╭──

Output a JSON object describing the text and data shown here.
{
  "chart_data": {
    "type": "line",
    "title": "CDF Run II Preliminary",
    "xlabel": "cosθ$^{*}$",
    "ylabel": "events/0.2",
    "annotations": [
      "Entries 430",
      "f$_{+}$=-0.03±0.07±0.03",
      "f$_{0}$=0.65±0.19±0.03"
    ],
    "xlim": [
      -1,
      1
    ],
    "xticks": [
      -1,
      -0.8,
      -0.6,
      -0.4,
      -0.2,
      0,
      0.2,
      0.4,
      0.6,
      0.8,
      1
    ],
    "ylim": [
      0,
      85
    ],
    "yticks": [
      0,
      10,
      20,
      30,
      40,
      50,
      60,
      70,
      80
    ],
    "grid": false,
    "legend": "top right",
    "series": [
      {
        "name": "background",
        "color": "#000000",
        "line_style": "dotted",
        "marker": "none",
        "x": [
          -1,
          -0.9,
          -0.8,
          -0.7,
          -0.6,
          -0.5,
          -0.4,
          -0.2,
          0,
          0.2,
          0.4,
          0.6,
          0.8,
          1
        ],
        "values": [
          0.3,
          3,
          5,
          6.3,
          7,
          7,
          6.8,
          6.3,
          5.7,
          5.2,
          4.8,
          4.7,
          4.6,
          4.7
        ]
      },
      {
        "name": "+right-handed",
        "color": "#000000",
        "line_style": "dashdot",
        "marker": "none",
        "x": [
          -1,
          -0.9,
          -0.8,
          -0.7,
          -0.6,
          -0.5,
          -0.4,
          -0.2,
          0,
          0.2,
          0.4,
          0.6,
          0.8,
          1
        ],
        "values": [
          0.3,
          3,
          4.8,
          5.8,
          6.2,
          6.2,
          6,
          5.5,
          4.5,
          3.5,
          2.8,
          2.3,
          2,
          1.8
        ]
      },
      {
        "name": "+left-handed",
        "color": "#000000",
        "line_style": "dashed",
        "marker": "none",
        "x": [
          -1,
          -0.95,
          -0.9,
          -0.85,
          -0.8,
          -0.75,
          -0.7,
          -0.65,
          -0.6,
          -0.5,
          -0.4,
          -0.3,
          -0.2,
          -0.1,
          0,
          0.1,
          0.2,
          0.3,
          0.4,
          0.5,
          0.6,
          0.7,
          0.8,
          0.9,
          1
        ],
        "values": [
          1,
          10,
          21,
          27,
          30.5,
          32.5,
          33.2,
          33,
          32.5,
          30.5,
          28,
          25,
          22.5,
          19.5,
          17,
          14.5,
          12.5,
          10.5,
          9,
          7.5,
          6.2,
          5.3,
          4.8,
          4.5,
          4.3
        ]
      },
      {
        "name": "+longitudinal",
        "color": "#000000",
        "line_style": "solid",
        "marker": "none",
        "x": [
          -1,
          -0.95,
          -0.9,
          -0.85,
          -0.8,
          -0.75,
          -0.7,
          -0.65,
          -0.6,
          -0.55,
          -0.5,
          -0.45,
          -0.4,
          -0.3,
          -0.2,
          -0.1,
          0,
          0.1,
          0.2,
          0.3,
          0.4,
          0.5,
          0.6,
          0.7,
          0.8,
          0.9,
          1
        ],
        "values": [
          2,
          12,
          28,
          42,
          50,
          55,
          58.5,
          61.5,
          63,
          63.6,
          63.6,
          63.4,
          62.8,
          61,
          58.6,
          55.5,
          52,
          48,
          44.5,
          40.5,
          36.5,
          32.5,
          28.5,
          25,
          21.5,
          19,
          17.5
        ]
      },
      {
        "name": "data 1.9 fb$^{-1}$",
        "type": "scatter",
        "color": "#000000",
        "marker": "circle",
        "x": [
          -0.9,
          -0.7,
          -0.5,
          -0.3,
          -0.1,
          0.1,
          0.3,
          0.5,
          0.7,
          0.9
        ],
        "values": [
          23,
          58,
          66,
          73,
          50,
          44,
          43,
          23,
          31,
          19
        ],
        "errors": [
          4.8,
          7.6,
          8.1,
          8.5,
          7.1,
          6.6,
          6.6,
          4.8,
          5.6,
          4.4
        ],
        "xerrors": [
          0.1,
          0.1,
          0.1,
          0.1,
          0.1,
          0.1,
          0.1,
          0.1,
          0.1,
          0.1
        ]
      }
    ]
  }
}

╰──

**Aim**
Write out the entries above word for word.

**Result**
Output a JSON object describing the text and data shown here.
{
  "chart_data": {
    "type": "line",
    "title": "CDF Run II Preliminary",
    "xlabel": "cosθ$^{*}$",
    "ylabel": "events/0.2",
    "annotations": [
      "Entries 430",
      "f$_{+}$=-0.03±0.07±0.03",
      "f$_{0}$=0.65±0.19±0.03"
    ],
    "xlim": [
      -1,
      1
    ],
    "xticks": [
      -1,
      -0.8,
      -0.6,
      -0.4,
      -0.2,
      0,
      0.2,
      0.4,
      0.6,
      0.8,
      1
    ],
    "ylim": [
      0,
      85
    ],
    "yticks": [
      0,
      10,
      20,
      30,
      40,
      50,
      60,
      70,
      80
    ],
    "grid": false,
    "legend": "top right",
    "series": [
      {
        "name": "background",
        "color": "#000000",
        "line_style": "dotted",
        "marker": "none",
        "x": [
          -1,
          -0.9,
          -0.8,
          -0.7,
          -0.6,
          -0.5,
          -0.4,
          -0.2,
          0,
          0.2,
          0.4,
          0.6,
          0.8,
          1
        ],
        "values": [
          0.3,
          3,
          5,
          6.3,
          7,
          7,
          6.8,
          6.3,
          5.7,
          5.2,
          4.8,
          4.7,
          4.6,
          4.7
        ]
      },
      {
        "name": "+right-handed",
        "color": "#000000",
        "line_style": "dashdot",
        "marker": "none",
        "x": [
          -1,
          -0.9,
          -0.8,
          -0.7,
          -0.6,
          -0.5,
          -0.4,
          -0.2,
          0,
          0.2,
          0.4,
          0.6,
          0.8,
          1
        ],
        "values": [
          0.3,
          3,
          4.8,
          5.8,
          6.2,
          6.2,
          6,
          5.5,
          4.5,
          3.5,
          2.8,
          2.3,
          2,
          1.8
        ]
      },
      {
        "name": "+left-handed",
        "color": "#000000",
        "line_style": "dashed",
        "marker": "none",
        "x": [
          -1,
          -0.95,
          -0.9,
          -0.85,
          -0.8,
          -0.75,
          -0.7,
          -0.65,
          -0.6,
          -0.5,
          -0.4,
          -0.3,
          -0.2,
          -0.1,
          0,
          0.1,
          0.2,
          0.3,
          0.4,
          0.5,
          0.6,
          0.7,
          0.8,
          0.9,
          1
        ],
        "values": [
          1,
          10,
          21,
          27,
          30.5,
          32.5,
          33.2,
          33,
          32.5,
          30.5,
          28,
          25,
          22.5,
          19.5,
          17,
          14.5,
          12.5,
          10.5,
          9,
          7.5,
          6.2,
          5.3,
          4.8,
          4.5,
          4.3
        ]
      },
      {
        "name": "+longitudinal",
        "color": "#000000",
        "line_style": "solid",
        "marker": "none",
        "x": [
          -1,
          -0.95,
          -0.9,
          -0.85,
          -0.8,
          -0.75,
          -0.7,
          -0.65,
          -0.6,
          -0.55,
          -0.5,
          -0.45,
          -0.4,
          -0.3,
          -0.2,
          -0.1,
          0,
          0.1,
          0.2,
          0.3,
          0.4,
          0.5,
          0.6,
          0.7,
          0.8,
          0.9,
          1
        ],
        "values": [
          2,
          12,
          28,
          42,
          50,
          55,
          58.5,
          61.5,
          63,
          63.6,
          63.6,
          63.4,
          62.8,
          61,
          58.6,
          55.5,
          52,
          48,
          44.5,
          40.5,
          36.5,
          32.5,
          28.5,
          25,
          21.5,
          19,
          17.5
        ]
      },
      {
        "name": "data 1.9 fb$^{-1}$",
        "type": "scatter",
        "color": "#000000",
        "marker": "circle",
        "x": [
          -0.9,
          -0.7,
          -0.5,
          -0.3,
          -0.1,
          0.1,
          0.3,
          0.5,
          0.7,
          0.9
        ],
        "values": [
          23,
          58,
          66,
          73,
          50,
          44,
          43,
          23,
          31,
          19
        ],
        "errors": [
          4.8,
          7.6,
          8.1,
          8.5,
          7.1,
          6.6,
          6.6,
          4.8,
          5.6,
          4.4
        ],
        "xerrors": [
          0.1,
          0.1,
          0.1,
          0.1,
          0.1,
          0.1,
          0.1,
          0.1,
          0.1,
          0.1
        ]
      }
    ]
  }
}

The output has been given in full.